### [MATERIAL FOR THE TASK]
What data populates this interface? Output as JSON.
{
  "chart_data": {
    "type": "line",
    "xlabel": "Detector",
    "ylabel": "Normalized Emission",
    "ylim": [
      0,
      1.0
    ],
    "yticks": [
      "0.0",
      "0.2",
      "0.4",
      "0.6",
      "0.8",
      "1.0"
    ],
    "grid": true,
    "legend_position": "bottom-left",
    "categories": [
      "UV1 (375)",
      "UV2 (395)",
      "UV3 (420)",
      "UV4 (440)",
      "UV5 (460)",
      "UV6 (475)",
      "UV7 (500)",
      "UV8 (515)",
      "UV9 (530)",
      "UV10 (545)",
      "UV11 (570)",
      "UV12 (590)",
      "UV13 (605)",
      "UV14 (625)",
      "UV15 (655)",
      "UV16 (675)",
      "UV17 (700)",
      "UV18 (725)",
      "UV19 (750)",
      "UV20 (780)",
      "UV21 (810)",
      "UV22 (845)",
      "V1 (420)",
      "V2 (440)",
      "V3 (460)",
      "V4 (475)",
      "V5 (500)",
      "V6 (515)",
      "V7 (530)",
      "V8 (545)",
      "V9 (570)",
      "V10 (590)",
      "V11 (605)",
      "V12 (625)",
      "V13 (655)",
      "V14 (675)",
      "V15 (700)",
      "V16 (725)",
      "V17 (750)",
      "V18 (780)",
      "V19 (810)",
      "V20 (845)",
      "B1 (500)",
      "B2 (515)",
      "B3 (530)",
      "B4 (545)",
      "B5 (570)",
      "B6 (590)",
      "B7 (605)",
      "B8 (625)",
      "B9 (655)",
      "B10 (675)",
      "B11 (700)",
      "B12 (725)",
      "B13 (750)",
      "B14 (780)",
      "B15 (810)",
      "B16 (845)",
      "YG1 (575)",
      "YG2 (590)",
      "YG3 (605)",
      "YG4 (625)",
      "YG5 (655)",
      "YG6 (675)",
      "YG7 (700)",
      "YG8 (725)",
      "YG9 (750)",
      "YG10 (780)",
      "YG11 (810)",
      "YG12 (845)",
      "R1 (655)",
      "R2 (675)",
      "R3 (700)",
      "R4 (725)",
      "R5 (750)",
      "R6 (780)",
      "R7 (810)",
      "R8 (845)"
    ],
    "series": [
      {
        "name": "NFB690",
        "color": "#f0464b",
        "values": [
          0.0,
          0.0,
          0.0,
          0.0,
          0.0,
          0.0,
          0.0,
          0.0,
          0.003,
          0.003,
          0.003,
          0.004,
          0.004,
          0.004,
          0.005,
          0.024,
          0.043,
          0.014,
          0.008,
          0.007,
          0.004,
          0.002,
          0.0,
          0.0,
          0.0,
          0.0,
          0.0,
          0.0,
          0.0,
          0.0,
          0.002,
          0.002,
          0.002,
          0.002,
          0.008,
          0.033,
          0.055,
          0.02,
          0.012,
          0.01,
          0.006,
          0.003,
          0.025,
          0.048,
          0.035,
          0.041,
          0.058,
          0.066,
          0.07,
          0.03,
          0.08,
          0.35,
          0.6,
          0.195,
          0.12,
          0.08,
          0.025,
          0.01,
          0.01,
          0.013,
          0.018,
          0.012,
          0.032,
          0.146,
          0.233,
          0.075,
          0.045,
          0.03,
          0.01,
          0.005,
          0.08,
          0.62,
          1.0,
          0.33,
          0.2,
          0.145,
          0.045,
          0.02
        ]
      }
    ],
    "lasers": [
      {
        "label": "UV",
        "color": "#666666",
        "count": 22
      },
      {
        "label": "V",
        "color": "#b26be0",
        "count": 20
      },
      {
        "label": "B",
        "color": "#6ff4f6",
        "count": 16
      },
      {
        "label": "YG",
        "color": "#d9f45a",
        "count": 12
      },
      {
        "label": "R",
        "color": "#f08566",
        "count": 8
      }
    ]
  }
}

### [GIVEN INSTRUCTION]
Filter lines by "count" and return each hit.

### [CORRECT RESULT]
        "count": 22
        "count": 20
        "count": 16
        "count": 12
        "count": 8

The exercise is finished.